Exercise instructions. Below are some records; give them all again exactly, but not the pictures.

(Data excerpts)

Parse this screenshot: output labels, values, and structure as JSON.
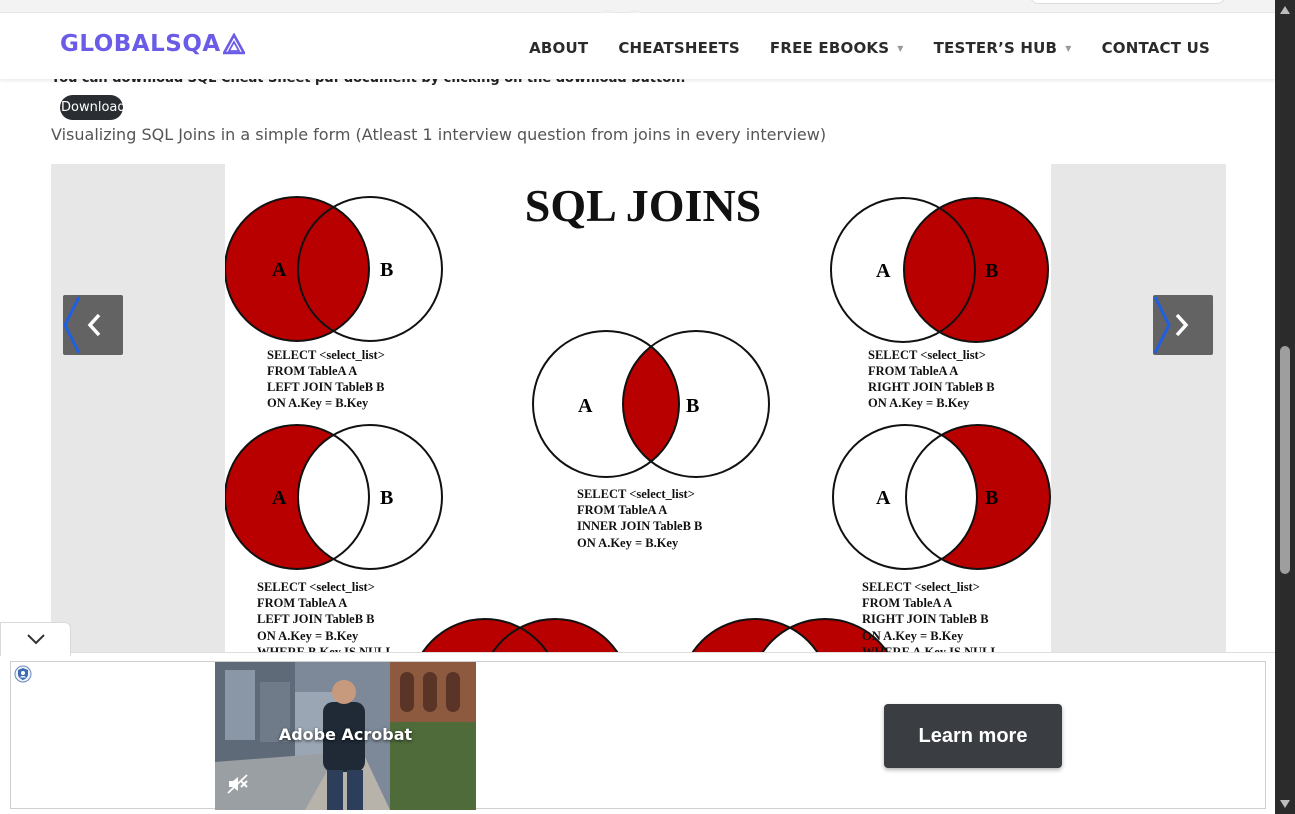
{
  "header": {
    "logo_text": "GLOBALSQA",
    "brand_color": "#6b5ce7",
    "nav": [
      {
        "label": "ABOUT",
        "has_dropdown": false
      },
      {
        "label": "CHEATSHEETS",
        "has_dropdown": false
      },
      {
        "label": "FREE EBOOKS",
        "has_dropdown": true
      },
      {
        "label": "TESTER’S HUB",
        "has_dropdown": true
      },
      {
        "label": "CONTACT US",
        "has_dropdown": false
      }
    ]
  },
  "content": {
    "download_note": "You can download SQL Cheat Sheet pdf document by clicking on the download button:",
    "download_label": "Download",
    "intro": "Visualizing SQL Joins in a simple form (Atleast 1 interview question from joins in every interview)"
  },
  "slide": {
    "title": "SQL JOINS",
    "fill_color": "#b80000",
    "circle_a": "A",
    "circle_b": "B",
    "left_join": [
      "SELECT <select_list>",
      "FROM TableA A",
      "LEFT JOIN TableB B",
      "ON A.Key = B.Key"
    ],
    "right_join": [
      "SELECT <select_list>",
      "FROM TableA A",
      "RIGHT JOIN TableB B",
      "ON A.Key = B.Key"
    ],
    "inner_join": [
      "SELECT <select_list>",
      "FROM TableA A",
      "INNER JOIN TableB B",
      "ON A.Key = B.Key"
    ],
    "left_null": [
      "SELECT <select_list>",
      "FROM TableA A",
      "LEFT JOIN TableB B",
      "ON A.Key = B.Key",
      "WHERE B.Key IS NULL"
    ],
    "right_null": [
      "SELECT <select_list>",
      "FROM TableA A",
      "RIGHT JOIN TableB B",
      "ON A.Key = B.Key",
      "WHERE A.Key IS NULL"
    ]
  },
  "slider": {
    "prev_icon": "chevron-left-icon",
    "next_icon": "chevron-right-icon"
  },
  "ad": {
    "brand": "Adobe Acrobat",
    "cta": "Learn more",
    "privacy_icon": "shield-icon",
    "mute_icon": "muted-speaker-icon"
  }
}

Problem solution.
Parse this screenshot: output labels, values, and structure as JSON.
{
  "header": {
    "logo_text": "GLOBALSQA",
    "brand_color": "#6b5ce7",
    "nav": [
      {
        "label": "ABOUT",
        "has_dropdown": false
      },
      {
        "label": "CHEATSHEETS",
        "has_dropdown": false
      },
      {
        "label": "FREE EBOOKS",
        "has_dropdown": true
      },
      {
        "label": "TESTER’S HUB",
        "has_dropdown": true
      },
      {
        "label": "CONTACT US",
        "has_dropdown": false
      }
    ]
  },
  "content": {
    "download_note": "You can download SQL Cheat Sheet pdf document by clicking on the download button:",
    "download_label": "Download",
    "intro": "Visualizing SQL Joins in a simple form (Atleast 1 interview question from joins in every interview)"
  },
  "slide": {
    "title": "SQL JOINS",
    "fill_color": "#b80000",
    "circle_a": "A",
    "circle_b": "B",
    "left_join": [
      "SELECT <select_list>",
      "FROM TableA A",
      "LEFT JOIN TableB B",
      "ON A.Key = B.Key"
    ],
    "right_join": [
      "SELECT <select_list>",
      "FROM TableA A",
      "RIGHT JOIN TableB B",
      "ON A.Key = B.Key"
    ],
    "inner_join": [
      "SELECT <select_list>",
      "FROM TableA A",
      "INNER JOIN TableB B",
      "ON A.Key = B.Key"
    ],
    "left_null": [
      "SELECT <select_list>",
      "FROM TableA A",
      "LEFT JOIN TableB B",
      "ON A.Key = B.Key",
      "WHERE B.Key IS NULL"
    ],
    "right_null": [
      "SELECT <select_list>",
      "FROM TableA A",
      "RIGHT JOIN TableB B",
      "ON A.Key = B.Key",
      "WHERE A.Key IS NULL"
    ]
  },
  "slider": {
    "prev_icon": "chevron-left-icon",
    "next_icon": "chevron-right-icon"
  },
  "ad": {
    "brand": "Adobe Acrobat",
    "cta": "Learn more",
    "privacy_icon": "shield-icon",
    "mute_icon": "muted-speaker-icon"
  }
}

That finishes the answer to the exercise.